Items listed in a dataset:
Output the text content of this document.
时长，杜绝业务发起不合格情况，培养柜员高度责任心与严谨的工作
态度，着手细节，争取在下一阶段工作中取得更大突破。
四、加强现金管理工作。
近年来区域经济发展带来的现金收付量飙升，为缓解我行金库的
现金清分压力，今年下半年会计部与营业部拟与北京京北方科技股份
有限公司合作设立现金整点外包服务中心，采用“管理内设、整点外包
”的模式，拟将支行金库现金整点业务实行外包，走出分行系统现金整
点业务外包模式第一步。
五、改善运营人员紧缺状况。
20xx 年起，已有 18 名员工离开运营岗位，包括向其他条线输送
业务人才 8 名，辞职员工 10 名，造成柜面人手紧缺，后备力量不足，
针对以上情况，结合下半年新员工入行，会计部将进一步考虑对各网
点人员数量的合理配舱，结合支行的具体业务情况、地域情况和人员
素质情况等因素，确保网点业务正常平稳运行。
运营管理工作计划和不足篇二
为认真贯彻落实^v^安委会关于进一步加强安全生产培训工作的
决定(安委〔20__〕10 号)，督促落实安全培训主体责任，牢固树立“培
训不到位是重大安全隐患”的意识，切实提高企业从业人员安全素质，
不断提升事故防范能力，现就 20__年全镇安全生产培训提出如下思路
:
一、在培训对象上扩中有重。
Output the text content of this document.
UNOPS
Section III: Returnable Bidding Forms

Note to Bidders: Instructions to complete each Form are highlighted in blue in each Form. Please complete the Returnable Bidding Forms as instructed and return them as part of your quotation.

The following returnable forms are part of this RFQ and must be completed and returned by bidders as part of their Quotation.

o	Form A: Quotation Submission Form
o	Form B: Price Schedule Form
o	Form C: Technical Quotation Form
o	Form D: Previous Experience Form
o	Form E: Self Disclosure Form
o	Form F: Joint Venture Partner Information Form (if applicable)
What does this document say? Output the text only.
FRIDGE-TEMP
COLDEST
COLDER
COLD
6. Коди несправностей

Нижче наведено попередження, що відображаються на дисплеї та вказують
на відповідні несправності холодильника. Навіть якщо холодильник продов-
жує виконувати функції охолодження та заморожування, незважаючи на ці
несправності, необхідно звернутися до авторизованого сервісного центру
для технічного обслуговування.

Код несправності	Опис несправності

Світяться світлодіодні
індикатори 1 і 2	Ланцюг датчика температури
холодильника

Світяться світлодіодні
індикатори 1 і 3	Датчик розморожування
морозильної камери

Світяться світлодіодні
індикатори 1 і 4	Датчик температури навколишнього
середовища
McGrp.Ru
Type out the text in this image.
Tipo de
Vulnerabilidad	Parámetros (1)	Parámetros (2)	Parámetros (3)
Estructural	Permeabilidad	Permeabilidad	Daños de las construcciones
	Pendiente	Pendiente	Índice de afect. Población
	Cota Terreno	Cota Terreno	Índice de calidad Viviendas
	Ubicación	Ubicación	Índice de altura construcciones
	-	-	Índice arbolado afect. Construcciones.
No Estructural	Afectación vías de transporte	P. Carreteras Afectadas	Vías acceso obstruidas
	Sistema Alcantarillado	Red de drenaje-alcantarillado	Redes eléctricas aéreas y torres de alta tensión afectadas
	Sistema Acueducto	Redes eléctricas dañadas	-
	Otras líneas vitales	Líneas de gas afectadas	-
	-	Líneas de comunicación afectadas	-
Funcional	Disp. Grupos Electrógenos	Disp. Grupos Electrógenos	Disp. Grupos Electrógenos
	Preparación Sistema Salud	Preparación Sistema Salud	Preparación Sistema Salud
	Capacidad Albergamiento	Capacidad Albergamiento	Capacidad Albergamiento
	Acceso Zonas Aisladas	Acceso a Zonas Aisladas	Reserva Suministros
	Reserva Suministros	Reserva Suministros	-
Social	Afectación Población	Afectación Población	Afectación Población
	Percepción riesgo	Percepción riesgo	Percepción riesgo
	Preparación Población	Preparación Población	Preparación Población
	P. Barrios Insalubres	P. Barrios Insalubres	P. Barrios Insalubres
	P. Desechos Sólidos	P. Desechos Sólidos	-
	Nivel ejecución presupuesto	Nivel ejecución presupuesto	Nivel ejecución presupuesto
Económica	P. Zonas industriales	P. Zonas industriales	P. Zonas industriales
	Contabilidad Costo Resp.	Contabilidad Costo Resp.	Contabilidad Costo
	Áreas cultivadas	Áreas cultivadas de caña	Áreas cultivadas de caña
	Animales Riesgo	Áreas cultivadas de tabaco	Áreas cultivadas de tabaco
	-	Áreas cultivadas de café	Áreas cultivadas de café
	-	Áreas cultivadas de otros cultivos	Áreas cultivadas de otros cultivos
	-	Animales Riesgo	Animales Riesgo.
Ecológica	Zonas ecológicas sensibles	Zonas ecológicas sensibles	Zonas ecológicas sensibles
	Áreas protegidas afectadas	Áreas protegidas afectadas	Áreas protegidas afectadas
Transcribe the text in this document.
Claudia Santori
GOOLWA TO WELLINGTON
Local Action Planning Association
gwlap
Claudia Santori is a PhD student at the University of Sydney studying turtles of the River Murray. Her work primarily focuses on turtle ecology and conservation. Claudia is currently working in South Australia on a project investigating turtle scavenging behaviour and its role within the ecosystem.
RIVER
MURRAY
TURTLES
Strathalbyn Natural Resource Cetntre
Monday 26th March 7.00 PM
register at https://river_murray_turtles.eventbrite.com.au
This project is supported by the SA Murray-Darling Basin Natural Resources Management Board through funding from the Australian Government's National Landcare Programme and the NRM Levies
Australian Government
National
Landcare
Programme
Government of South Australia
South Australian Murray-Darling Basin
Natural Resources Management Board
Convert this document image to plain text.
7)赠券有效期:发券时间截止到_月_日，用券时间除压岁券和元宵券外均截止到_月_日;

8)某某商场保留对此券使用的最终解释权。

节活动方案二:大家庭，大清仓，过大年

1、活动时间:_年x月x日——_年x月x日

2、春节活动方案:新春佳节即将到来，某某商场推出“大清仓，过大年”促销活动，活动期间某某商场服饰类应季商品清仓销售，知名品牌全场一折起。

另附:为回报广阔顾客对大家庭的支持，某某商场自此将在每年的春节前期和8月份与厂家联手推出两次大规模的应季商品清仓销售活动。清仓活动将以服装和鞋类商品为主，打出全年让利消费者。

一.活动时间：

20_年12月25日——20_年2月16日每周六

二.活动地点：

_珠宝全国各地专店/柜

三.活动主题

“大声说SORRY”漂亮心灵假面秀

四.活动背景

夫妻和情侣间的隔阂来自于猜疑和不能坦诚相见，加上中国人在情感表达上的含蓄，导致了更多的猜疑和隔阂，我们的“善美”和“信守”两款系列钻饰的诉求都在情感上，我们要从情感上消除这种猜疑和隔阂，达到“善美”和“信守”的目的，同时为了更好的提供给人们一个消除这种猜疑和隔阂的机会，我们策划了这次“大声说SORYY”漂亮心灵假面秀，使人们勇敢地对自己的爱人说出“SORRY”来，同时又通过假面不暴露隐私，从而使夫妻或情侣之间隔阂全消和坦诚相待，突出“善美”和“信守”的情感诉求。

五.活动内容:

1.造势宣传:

#### To do
Which lines include the word "Resources"? Copy every one of them.

#### Result
This project is supported by the SA Murray-Darling Basin Natural Resources Management Board through funding from the Australian Government's National Landcare Programme and the NRM Levies
Natural Resources Management Board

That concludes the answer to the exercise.